Stored items:
....................
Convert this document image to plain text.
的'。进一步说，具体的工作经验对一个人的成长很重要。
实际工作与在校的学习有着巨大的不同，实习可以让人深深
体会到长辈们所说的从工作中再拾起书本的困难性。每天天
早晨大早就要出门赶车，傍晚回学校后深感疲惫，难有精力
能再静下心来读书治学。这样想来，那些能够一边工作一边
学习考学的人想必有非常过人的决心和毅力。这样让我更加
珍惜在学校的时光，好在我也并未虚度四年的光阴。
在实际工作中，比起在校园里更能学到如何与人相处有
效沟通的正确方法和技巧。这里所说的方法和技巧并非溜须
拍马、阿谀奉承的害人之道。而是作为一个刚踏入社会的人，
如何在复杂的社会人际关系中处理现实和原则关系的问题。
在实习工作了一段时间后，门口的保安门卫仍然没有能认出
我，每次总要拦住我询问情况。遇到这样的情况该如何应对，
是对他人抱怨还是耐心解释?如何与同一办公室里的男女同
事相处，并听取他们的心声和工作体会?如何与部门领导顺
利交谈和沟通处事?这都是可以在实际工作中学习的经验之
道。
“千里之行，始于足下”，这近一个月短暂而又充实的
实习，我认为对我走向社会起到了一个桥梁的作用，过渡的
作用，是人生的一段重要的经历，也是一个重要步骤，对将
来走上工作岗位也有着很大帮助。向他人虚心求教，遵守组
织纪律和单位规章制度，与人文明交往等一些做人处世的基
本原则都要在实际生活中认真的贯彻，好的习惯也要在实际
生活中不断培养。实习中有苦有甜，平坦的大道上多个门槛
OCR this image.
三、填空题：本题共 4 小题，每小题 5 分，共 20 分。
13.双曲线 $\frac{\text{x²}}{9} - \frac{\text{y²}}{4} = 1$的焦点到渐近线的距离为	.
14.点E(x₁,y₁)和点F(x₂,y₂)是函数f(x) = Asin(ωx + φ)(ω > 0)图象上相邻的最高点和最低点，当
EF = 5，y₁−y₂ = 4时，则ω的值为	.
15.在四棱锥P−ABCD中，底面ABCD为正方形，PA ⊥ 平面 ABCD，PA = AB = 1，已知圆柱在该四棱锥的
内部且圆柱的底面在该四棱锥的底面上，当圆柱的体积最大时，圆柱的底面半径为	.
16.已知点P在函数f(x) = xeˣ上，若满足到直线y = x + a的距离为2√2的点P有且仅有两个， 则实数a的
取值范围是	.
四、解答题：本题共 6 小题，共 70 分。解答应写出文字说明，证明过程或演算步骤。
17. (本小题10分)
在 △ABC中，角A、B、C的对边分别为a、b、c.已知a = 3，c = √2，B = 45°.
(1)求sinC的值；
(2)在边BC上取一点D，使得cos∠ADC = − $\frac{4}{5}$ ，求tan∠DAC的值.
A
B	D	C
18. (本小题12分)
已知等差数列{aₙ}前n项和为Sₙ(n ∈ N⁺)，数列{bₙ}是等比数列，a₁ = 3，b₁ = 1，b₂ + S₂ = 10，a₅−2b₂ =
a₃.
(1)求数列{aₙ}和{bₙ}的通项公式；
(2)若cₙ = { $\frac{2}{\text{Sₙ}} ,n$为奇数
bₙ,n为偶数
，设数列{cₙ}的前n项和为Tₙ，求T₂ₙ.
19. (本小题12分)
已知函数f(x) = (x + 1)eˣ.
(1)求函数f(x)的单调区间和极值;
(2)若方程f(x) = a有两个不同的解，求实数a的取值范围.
....................
◆ **WRITTEN REQUEST**: Exactly as written, give the line containing "OCR this image." and all remaining lines of the records.

◆ **TASK ANSWER**:
OCR this image.
三、填空题：本题共 4 小题，每小题 5 分，共 20 分。
13.双曲线 $\frac{\text{x²}}{9} - \frac{\text{y²}}{4} = 1$的焦点到渐近线的距离为	.
14.点E(x₁,y₁)和点F(x₂,y₂)是函数f(x) = Asin(ωx + φ)(ω > 0)图象上相邻的最高点和最低点，当
EF = 5，y₁−y₂ = 4时，则ω的值为	.
15.在四棱锥P−ABCD中，底面ABCD为正方形，PA ⊥ 平面 ABCD，PA = AB = 1，已知圆柱在该四棱锥的
内部且圆柱的底面在该四棱锥的底面上，当圆柱的体积最大时，圆柱的底面半径为	.
16.已知点P在函数f(x) = xeˣ上，若满足到直线y = x + a的距离为2√2的点P有且仅有两个， 则实数a的
取值范围是	.
四、解答题：本题共 6 小题，共 70 分。解答应写出文字说明，证明过程或演算步骤。
17. (本小题10分)
在 △ABC中，角A、B、C的对边分别为a、b、c.已知a = 3，c = √2，B = 45°.
(1)求sinC的值；
(2)在边BC上取一点D，使得cos∠ADC = − $\frac{4}{5}$ ，求tan∠DAC的值.
A
B	D	C
18. (本小题12分)
已知等差数列{aₙ}前n项和为Sₙ(n ∈ N⁺)，数列{bₙ}是等比数列，a₁ = 3，b₁ = 1，b₂ + S₂ = 10，a₅−2b₂ =
a₃.
(1)求数列{aₙ}和{bₙ}的通项公式；
(2)若cₙ = { $\frac{2}{\text{Sₙ}} ,n$为奇数
bₙ,n为偶数
，设数列{cₙ}的前n项和为Tₙ，求T₂ₙ.
19. (本小题12分)
已知函数f(x) = (x + 1)eˣ.
(1)求函数f(x)的单调区间和极值;
(2)若方程f(x) = a有两个不同的解，求实数a的取值范围.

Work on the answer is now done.